- GIVEN EXERCISE:
Keep the wording of each record exactly the same when you repeat it, and leave out pictures.

- RECORDS FOR THE EXERCISE:
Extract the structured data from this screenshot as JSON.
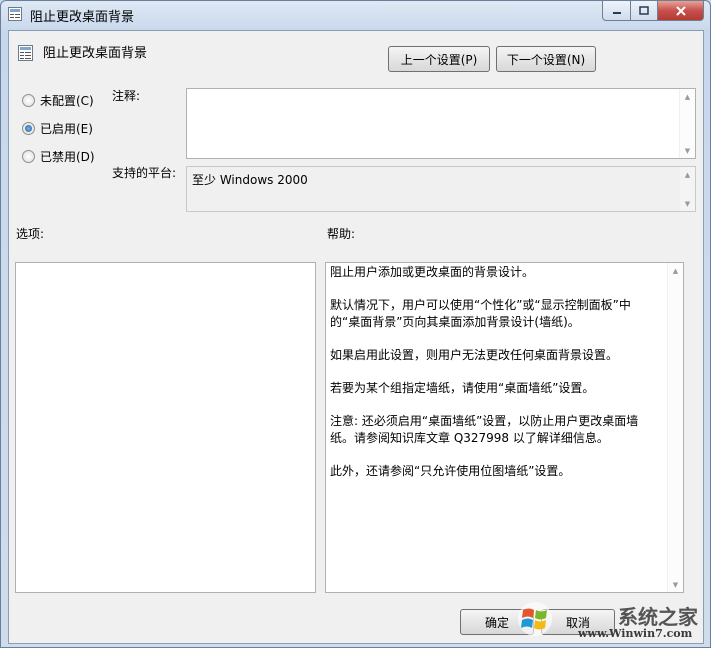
{
  "window": {
    "title": "阻止更改桌面背景"
  },
  "header": {
    "title": "阻止更改桌面背景"
  },
  "nav": {
    "prev_label": "上一个设置(P)",
    "next_label": "下一个设置(N)"
  },
  "state": {
    "options": [
      {
        "label": "未配置(C)",
        "selected": false
      },
      {
        "label": "已启用(E)",
        "selected": true
      },
      {
        "label": "已禁用(D)",
        "selected": false
      }
    ]
  },
  "comment": {
    "label": "注释:",
    "value": ""
  },
  "platform": {
    "label": "支持的平台:",
    "value": "至少 Windows 2000"
  },
  "options_label": "选项:",
  "help_label": "帮助:",
  "help": {
    "paragraphs": [
      "阻止用户添加或更改桌面的背景设计。",
      "默认情况下，用户可以使用“个性化”或“显示控制面板”中的“桌面背景”页向其桌面添加背景设计(墙纸)。",
      "如果启用此设置，则用户无法更改任何桌面背景设置。",
      "若要为某个组指定墙纸，请使用“桌面墙纸”设置。",
      "注意: 还必须启用“桌面墙纸”设置，以防止用户更改桌面墙纸。请参阅知识库文章 Q327998 以了解详细信息。",
      "此外，还请参阅“只允许使用位图墙纸”设置。"
    ]
  },
  "footer": {
    "ok_label": "确定",
    "cancel_label": "取消"
  },
  "watermark": {
    "brand": "系统之家",
    "url": "www.Winwin7.com"
  },
  "colors": {
    "accent": "#1c5a9e",
    "close_button": "#c75050"
  }
}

- WRITTEN ANSWER:
Extract the structured data from this screenshot as JSON.
{
  "window": {
    "title": "阻止更改桌面背景"
  },
  "header": {
    "title": "阻止更改桌面背景"
  },
  "nav": {
    "prev_label": "上一个设置(P)",
    "next_label": "下一个设置(N)"
  },
  "state": {
    "options": [
      {
        "label": "未配置(C)",
        "selected": false
      },
      {
        "label": "已启用(E)",
        "selected": true
      },
      {
        "label": "已禁用(D)",
        "selected": false
      }
    ]
  },
  "comment": {
    "label": "注释:",
    "value": ""
  },
  "platform": {
    "label": "支持的平台:",
    "value": "至少 Windows 2000"
  },
  "options_label": "选项:",
  "help_label": "帮助:",
  "help": {
    "paragraphs": [
      "阻止用户添加或更改桌面的背景设计。",
      "默认情况下，用户可以使用“个性化”或“显示控制面板”中的“桌面背景”页向其桌面添加背景设计(墙纸)。",
      "如果启用此设置，则用户无法更改任何桌面背景设置。",
      "若要为某个组指定墙纸，请使用“桌面墙纸”设置。",
      "注意: 还必须启用“桌面墙纸”设置，以防止用户更改桌面墙纸。请参阅知识库文章 Q327998 以了解详细信息。",
      "此外，还请参阅“只允许使用位图墙纸”设置。"
    ]
  },
  "footer": {
    "ok_label": "确定",
    "cancel_label": "取消"
  },
  "watermark": {
    "brand": "系统之家",
    "url": "www.Winwin7.com"
  },
  "colors": {
    "accent": "#1c5a9e",
    "close_button": "#c75050"
  }
}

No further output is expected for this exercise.